* [What to do]:
Count the lines below that contain the word "looked", and reply with that number alone.

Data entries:
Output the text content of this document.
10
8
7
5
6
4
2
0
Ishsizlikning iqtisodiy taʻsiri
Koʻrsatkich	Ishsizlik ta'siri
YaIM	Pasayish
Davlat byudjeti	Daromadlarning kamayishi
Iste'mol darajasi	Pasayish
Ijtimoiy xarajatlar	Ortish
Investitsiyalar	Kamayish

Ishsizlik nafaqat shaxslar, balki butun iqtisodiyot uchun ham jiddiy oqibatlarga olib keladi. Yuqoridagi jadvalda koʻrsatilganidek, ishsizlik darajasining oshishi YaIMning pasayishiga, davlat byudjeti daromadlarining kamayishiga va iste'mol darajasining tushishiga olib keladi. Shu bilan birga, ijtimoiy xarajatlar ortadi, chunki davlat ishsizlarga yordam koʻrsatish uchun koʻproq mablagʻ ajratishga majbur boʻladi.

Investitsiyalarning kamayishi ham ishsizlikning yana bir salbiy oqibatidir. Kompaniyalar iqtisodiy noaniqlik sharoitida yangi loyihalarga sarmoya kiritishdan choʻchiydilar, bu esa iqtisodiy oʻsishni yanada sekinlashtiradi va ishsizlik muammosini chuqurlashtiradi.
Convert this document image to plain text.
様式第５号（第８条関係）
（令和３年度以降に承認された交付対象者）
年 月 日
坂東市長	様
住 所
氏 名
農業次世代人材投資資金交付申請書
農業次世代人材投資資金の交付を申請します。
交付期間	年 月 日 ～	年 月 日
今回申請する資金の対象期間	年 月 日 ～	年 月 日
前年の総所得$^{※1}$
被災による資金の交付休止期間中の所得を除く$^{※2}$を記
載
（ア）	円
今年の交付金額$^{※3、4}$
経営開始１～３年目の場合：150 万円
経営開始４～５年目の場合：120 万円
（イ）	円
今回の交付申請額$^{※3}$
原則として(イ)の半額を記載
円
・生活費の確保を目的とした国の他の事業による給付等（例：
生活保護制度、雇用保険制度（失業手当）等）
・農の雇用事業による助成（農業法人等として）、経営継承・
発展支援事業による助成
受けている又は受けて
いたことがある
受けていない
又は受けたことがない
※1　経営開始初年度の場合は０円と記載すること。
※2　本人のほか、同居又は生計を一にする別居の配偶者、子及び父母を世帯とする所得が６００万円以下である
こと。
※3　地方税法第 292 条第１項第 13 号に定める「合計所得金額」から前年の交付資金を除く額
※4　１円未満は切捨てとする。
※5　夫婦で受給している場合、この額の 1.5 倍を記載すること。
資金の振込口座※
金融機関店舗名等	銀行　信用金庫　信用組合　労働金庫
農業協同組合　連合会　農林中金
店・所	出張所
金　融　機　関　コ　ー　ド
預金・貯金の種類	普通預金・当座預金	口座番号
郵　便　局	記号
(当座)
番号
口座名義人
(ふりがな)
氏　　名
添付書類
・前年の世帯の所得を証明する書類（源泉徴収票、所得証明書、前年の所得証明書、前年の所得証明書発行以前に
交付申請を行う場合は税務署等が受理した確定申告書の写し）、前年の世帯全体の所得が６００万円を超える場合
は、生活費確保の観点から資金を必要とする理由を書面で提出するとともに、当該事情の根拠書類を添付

==

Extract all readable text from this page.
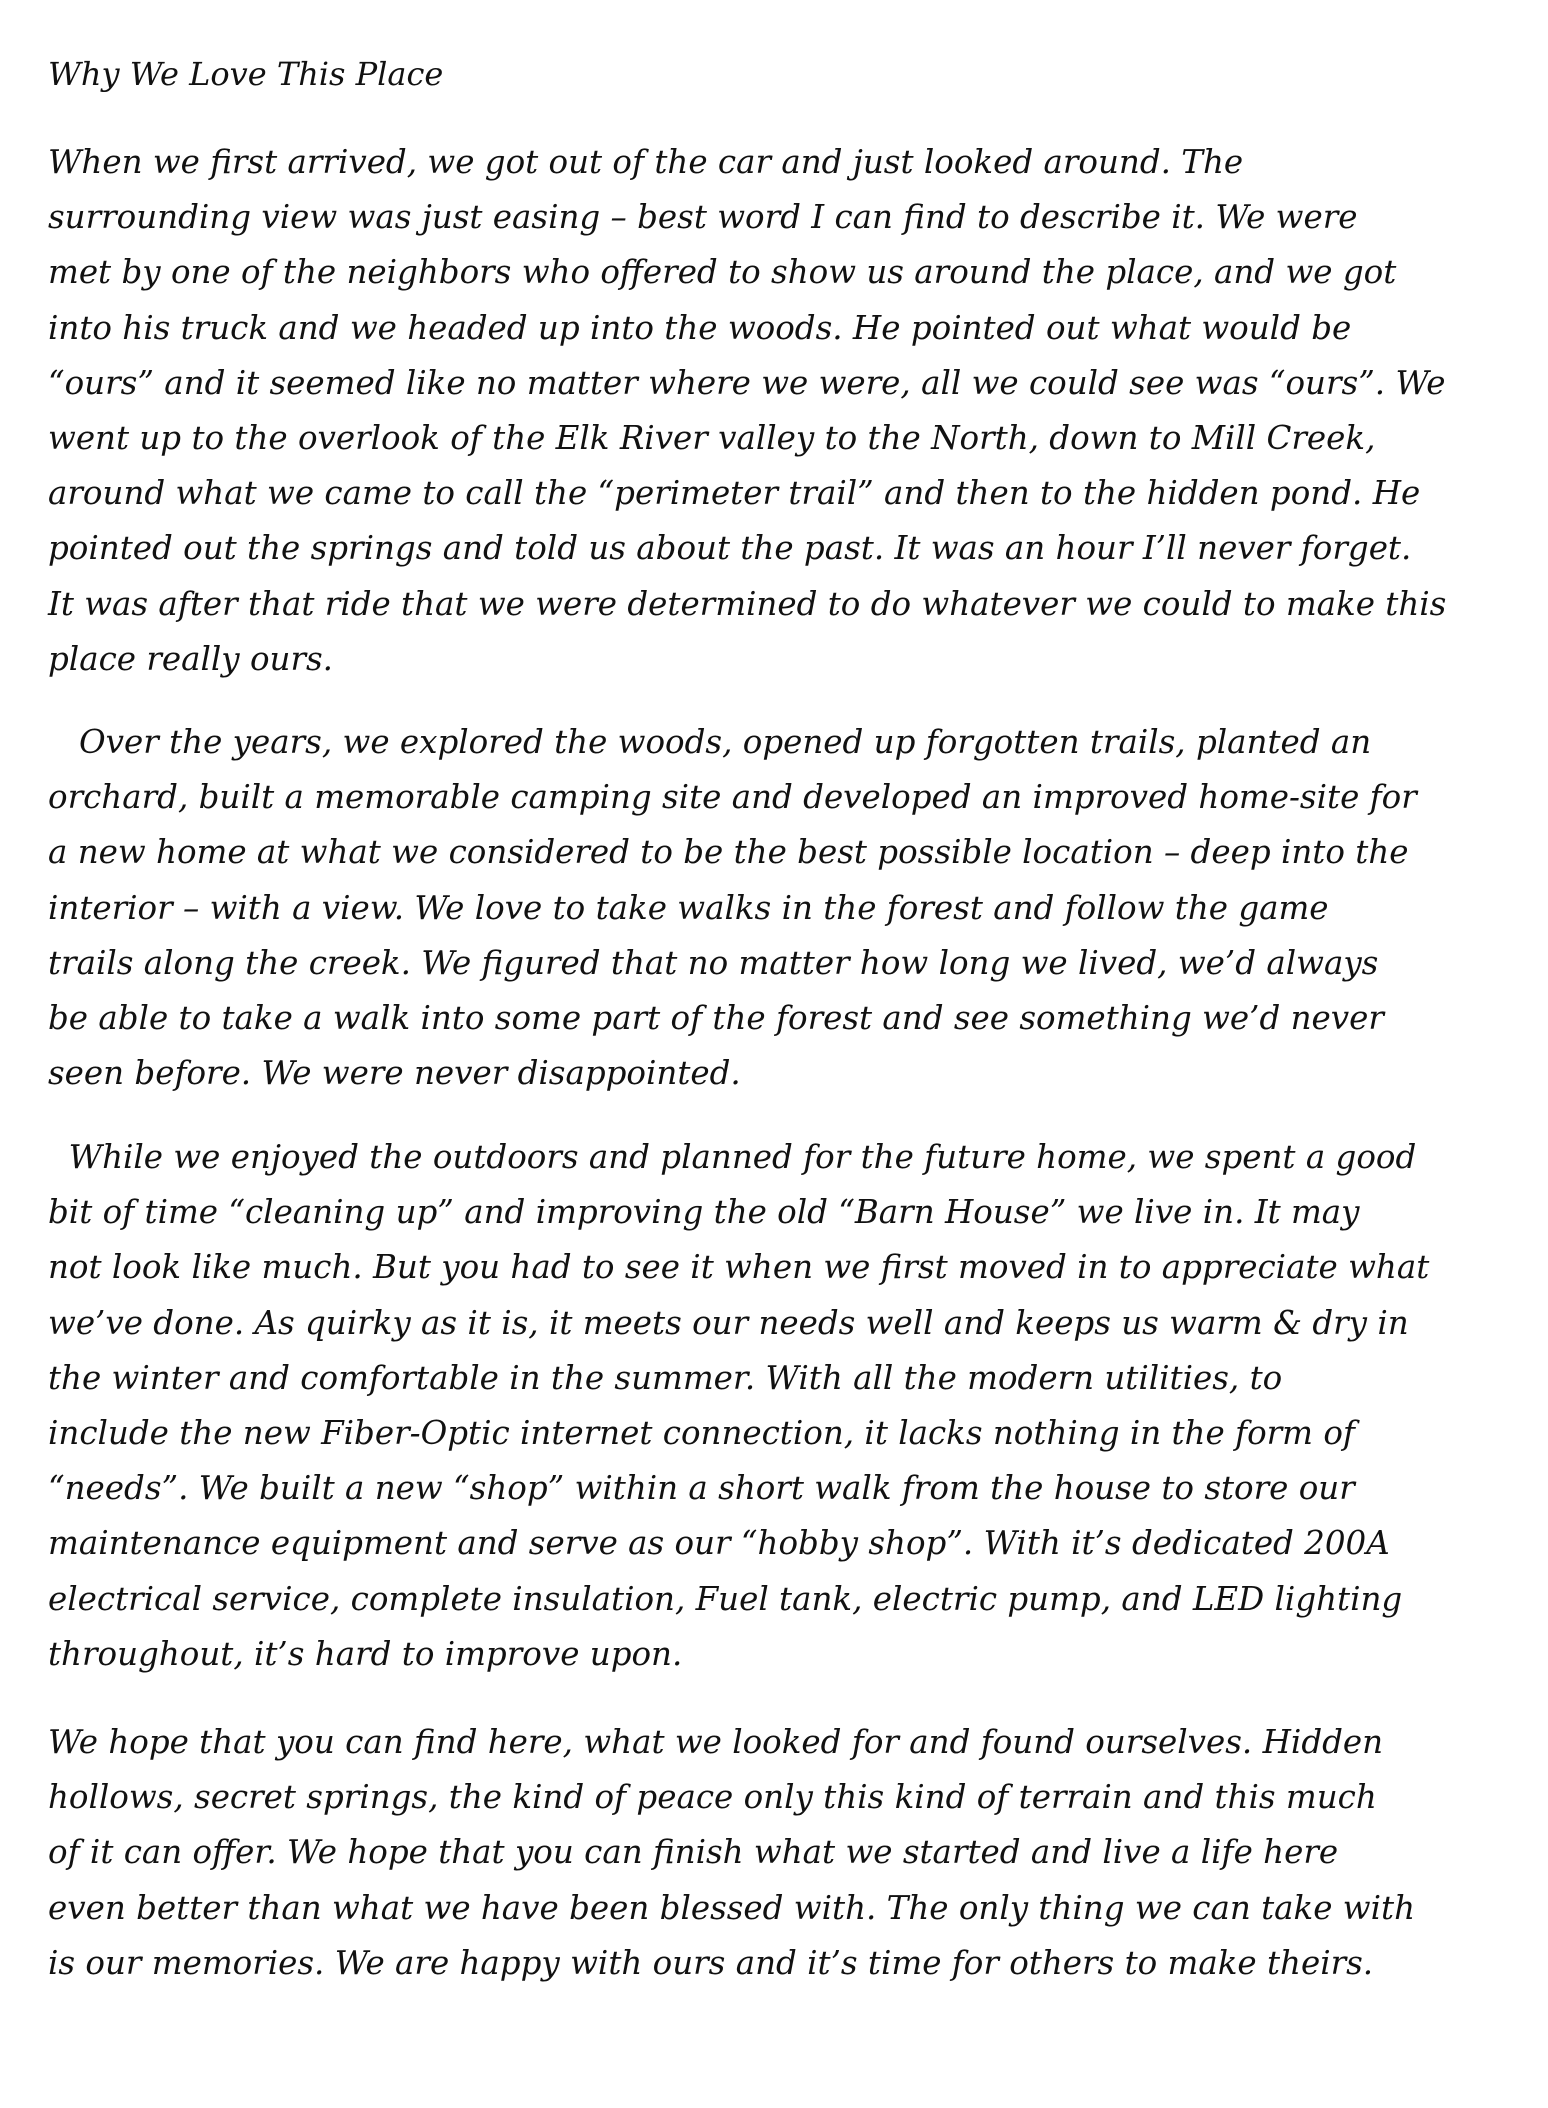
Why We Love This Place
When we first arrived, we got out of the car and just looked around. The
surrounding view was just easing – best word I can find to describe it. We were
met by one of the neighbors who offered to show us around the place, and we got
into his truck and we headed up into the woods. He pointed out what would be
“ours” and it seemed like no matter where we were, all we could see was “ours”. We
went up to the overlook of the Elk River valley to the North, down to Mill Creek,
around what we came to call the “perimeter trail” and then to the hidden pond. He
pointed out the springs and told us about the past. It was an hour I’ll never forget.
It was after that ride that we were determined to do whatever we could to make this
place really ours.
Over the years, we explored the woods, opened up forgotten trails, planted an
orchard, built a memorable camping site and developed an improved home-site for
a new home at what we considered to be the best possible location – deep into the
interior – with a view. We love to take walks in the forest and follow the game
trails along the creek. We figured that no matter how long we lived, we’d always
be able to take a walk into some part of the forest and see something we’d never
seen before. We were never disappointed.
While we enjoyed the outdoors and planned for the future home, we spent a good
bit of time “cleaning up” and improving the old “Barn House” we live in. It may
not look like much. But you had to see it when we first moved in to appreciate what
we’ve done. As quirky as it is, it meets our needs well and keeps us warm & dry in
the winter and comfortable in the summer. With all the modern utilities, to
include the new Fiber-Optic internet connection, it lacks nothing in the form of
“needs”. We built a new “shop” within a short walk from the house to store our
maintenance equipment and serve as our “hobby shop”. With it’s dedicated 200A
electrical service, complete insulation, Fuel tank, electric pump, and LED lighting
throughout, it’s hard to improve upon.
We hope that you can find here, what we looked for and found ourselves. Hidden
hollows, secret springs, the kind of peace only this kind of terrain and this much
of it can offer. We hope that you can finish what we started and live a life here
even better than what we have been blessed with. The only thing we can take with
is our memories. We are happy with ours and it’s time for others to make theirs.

==

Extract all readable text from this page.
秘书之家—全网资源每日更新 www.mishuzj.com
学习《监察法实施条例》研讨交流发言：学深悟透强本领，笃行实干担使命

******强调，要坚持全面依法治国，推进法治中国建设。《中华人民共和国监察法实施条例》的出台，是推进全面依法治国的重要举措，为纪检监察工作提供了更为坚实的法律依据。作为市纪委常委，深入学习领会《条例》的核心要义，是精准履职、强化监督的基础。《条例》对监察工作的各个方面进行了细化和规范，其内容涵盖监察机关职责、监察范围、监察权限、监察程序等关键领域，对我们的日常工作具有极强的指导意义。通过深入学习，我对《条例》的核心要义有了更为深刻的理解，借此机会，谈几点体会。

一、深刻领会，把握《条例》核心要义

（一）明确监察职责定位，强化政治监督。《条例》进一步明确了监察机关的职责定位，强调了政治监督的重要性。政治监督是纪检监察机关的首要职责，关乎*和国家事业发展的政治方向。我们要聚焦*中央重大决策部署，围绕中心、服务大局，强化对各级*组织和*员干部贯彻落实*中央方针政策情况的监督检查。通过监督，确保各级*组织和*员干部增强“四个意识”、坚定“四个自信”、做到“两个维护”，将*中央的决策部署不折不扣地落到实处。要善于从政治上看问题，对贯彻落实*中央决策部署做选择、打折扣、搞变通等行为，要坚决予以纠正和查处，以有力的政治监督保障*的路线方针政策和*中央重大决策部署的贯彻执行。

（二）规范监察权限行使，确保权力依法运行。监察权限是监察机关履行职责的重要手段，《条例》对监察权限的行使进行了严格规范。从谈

* [Final result]:
2